> _WHAT YOU SHOULD DO_:
Every entry that follows should be repeated exactly; drop the images.

•••

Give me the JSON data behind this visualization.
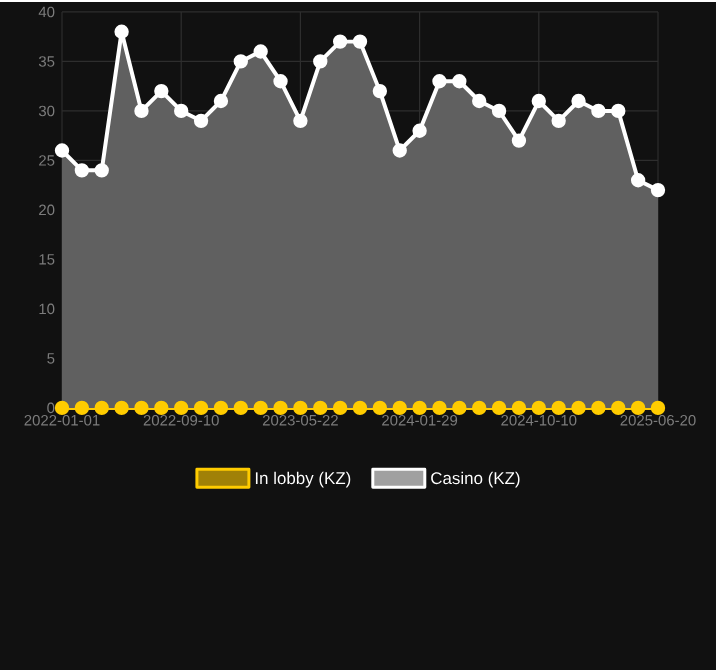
{
  "chart_data": {
    "type": "area",
    "categories": [
      "2022-01-01",
      null,
      null,
      null,
      null,
      null,
      "2022-09-10",
      null,
      null,
      null,
      null,
      null,
      "2023-05-22",
      null,
      null,
      null,
      null,
      null,
      "2024-01-29",
      null,
      null,
      null,
      null,
      null,
      "2024-10-10",
      null,
      null,
      null,
      null,
      null,
      "2025-06-20"
    ],
    "series": [
      {
        "name": "In lobby (KZ)",
        "type": "line",
        "color": "#ffcc00",
        "values": [
          0,
          0,
          0,
          0,
          0,
          0,
          0,
          0,
          0,
          0,
          0,
          0,
          0,
          0,
          0,
          0,
          0,
          0,
          0,
          0,
          0,
          0,
          0,
          0,
          0,
          0,
          0,
          0,
          0,
          0,
          0
        ]
      },
      {
        "name": "Casino (KZ)",
        "color": "#ffffff",
        "values": [
          26,
          24,
          24,
          38,
          30,
          32,
          30,
          29,
          31,
          35,
          36,
          33,
          29,
          35,
          37,
          37,
          32,
          26,
          28,
          33,
          33,
          31,
          30,
          27,
          31,
          29,
          31,
          30,
          30,
          23,
          22
        ]
      }
    ],
    "ylim": [
      0,
      40
    ],
    "yticks": [
      0,
      5,
      10,
      15,
      20,
      25,
      30,
      35,
      40
    ],
    "grid": true,
    "legend": "bottom",
    "marker": "circle",
    "line_style": "solid"
  }
}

•••

> _TASK RESULT_:
Give me the JSON data behind this visualization.
{
  "chart_data": {
    "type": "area",
    "categories": [
      "2022-01-01",
      null,
      null,
      null,
      null,
      null,
      "2022-09-10",
      null,
      null,
      null,
      null,
      null,
      "2023-05-22",
      null,
      null,
      null,
      null,
      null,
      "2024-01-29",
      null,
      null,
      null,
      null,
      null,
      "2024-10-10",
      null,
      null,
      null,
      null,
      null,
      "2025-06-20"
    ],
    "series": [
      {
        "name": "In lobby (KZ)",
        "type": "line",
        "color": "#ffcc00",
        "values": [
          0,
          0,
          0,
          0,
          0,
          0,
          0,
          0,
          0,
          0,
          0,
          0,
          0,
          0,
          0,
          0,
          0,
          0,
          0,
          0,
          0,
          0,
          0,
          0,
          0,
          0,
          0,
          0,
          0,
          0,
          0
        ]
      },
      {
        "name": "Casino (KZ)",
        "color": "#ffffff",
        "values": [
          26,
          24,
          24,
          38,
          30,
          32,
          30,
          29,
          31,
          35,
          36,
          33,
          29,
          35,
          37,
          37,
          32,
          26,
          28,
          33,
          33,
          31,
          30,
          27,
          31,
          29,
          31,
          30,
          30,
          23,
          22
        ]
      }
    ],
    "ylim": [
      0,
      40
    ],
    "yticks": [
      0,
      5,
      10,
      15,
      20,
      25,
      30,
      35,
      40
    ],
    "grid": true,
    "legend": "bottom",
    "marker": "circle",
    "line_style": "solid"
  }
}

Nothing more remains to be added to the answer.